[Instruction] Return the complete listing that follows, with each line reproduced exactly.
* start Excerpted records *
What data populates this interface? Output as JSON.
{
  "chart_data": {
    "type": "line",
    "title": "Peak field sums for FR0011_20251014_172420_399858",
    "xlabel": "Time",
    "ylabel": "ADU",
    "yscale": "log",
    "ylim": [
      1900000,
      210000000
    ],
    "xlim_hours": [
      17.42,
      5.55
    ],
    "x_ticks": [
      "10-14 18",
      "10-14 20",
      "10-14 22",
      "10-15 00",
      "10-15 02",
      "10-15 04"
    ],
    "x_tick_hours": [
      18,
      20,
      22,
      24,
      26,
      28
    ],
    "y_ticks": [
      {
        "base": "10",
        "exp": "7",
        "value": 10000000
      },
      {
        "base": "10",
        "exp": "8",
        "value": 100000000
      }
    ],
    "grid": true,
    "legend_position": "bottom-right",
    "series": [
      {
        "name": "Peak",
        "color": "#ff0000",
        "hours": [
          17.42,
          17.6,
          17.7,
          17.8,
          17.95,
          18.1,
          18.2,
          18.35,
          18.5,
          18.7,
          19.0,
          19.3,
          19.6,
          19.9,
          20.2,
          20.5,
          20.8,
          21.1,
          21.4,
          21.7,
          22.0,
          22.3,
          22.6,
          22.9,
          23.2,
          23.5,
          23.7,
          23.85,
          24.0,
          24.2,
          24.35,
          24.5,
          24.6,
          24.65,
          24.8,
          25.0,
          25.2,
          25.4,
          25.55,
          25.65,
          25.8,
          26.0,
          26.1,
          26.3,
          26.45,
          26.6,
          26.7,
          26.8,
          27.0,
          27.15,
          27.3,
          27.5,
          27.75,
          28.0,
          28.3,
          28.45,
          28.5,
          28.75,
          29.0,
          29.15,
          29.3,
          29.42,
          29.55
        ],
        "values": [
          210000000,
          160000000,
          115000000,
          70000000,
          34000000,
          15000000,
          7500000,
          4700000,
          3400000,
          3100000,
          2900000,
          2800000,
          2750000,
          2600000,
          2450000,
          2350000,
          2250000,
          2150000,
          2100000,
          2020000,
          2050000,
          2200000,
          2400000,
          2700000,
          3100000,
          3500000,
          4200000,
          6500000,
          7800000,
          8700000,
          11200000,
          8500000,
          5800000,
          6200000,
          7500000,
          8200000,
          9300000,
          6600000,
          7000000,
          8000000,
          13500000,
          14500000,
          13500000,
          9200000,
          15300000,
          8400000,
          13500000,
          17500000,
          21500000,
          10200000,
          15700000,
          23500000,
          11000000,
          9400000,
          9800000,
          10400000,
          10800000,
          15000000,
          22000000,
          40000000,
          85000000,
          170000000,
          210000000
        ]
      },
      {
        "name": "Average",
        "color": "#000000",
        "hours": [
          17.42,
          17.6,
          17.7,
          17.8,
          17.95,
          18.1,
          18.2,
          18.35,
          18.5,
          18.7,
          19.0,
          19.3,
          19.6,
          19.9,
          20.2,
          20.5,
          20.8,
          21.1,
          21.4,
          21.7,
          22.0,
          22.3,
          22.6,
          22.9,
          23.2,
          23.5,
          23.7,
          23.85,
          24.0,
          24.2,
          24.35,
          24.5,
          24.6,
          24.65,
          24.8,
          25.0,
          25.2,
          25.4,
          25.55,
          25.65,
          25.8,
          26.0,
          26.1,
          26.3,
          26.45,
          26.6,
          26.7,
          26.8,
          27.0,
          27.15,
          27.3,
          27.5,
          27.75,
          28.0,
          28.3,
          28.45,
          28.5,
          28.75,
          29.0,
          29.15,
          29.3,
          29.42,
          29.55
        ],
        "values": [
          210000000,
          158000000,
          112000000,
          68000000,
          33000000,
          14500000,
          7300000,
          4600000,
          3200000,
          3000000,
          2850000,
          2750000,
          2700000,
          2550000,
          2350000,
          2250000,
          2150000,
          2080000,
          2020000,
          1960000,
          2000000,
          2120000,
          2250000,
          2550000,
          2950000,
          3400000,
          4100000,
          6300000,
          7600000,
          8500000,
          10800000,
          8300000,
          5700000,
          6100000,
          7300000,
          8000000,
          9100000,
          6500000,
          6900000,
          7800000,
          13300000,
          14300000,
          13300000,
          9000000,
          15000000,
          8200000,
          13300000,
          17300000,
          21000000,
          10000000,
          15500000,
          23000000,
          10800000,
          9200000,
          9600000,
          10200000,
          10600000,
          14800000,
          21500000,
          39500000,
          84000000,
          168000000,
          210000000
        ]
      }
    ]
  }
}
* end Excerpted records *
[Finished exercise]
What data populates this interface? Output as JSON.
{
  "chart_data": {
    "type": "line",
    "title": "Peak field sums for FR0011_20251014_172420_399858",
    "xlabel": "Time",
    "ylabel": "ADU",
    "yscale": "log",
    "ylim": [
      1900000,
      210000000
    ],
    "xlim_hours": [
      17.42,
      5.55
    ],
    "x_ticks": [
      "10-14 18",
      "10-14 20",
      "10-14 22",
      "10-15 00",
      "10-15 02",
      "10-15 04"
    ],
    "x_tick_hours": [
      18,
      20,
      22,
      24,
      26,
      28
    ],
    "y_ticks": [
      {
        "base": "10",
        "exp": "7",
        "value": 10000000
      },
      {
        "base": "10",
        "exp": "8",
        "value": 100000000
      }
    ],
    "grid": true,
    "legend_position": "bottom-right",
    "series": [
      {
        "name": "Peak",
        "color": "#ff0000",
        "hours": [
          17.42,
          17.6,
          17.7,
          17.8,
          17.95,
          18.1,
          18.2,
          18.35,
          18.5,
          18.7,
          19.0,
          19.3,
          19.6,
          19.9,
          20.2,
          20.5,
          20.8,
          21.1,
          21.4,
          21.7,
          22.0,
          22.3,
          22.6,
          22.9,
          23.2,
          23.5,
          23.7,
          23.85,
          24.0,
          24.2,
          24.35,
          24.5,
          24.6,
          24.65,
          24.8,
          25.0,
          25.2,
          25.4,
          25.55,
          25.65,
          25.8,
          26.0,
          26.1,
          26.3,
          26.45,
          26.6,
          26.7,
          26.8,
          27.0,
          27.15,
          27.3,
          27.5,
          27.75,
          28.0,
          28.3,
          28.45,
          28.5,
          28.75,
          29.0,
          29.15,
          29.3,
          29.42,
          29.55
        ],
        "values": [
          210000000,
          160000000,
          115000000,
          70000000,
          34000000,
          15000000,
          7500000,
          4700000,
          3400000,
          3100000,
          2900000,
          2800000,
          2750000,
          2600000,
          2450000,
          2350000,
          2250000,
          2150000,
          2100000,
          2020000,
          2050000,
          2200000,
          2400000,
          2700000,
          3100000,
          3500000,
          4200000,
          6500000,
          7800000,
          8700000,
          11200000,
          8500000,
          5800000,
          6200000,
          7500000,
          8200000,
          9300000,
          6600000,
          7000000,
          8000000,
          13500000,
          14500000,
          13500000,
          9200000,
          15300000,
          8400000,
          13500000,
          17500000,
          21500000,
          10200000,
          15700000,
          23500000,
          11000000,
          9400000,
          9800000,
          10400000,
          10800000,
          15000000,
          22000000,
          40000000,
          85000000,
          170000000,
          210000000
        ]
      },
      {
        "name": "Average",
        "color": "#000000",
        "hours": [
          17.42,
          17.6,
          17.7,
          17.8,
          17.95,
          18.1,
          18.2,
          18.35,
          18.5,
          18.7,
          19.0,
          19.3,
          19.6,
          19.9,
          20.2,
          20.5,
          20.8,
          21.1,
          21.4,
          21.7,
          22.0,
          22.3,
          22.6,
          22.9,
          23.2,
          23.5,
          23.7,
          23.85,
          24.0,
          24.2,
          24.35,
          24.5,
          24.6,
          24.65,
          24.8,
          25.0,
          25.2,
          25.4,
          25.55,
          25.65,
          25.8,
          26.0,
          26.1,
          26.3,
          26.45,
          26.6,
          26.7,
          26.8,
          27.0,
          27.15,
          27.3,
          27.5,
          27.75,
          28.0,
          28.3,
          28.45,
          28.5,
          28.75,
          29.0,
          29.15,
          29.3,
          29.42,
          29.55
        ],
        "values": [
          210000000,
          158000000,
          112000000,
          68000000,
          33000000,
          14500000,
          7300000,
          4600000,
          3200000,
          3000000,
          2850000,
          2750000,
          2700000,
          2550000,
          2350000,
          2250000,
          2150000,
          2080000,
          2020000,
          1960000,
          2000000,
          2120000,
          2250000,
          2550000,
          2950000,
          3400000,
          4100000,
          6300000,
          7600000,
          8500000,
          10800000,
          8300000,
          5700000,
          6100000,
          7300000,
          8000000,
          9100000,
          6500000,
          6900000,
          7800000,
          13300000,
          14300000,
          13300000,
          9000000,
          15000000,
          8200000,
          13300000,
          17300000,
          21000000,
          10000000,
          15500000,
          23000000,
          10800000,
          9200000,
          9600000,
          10200000,
          10600000,
          14800000,
          21500000,
          39500000,
          84000000,
          168000000,
          210000000
        ]
      }
    ]
  }
}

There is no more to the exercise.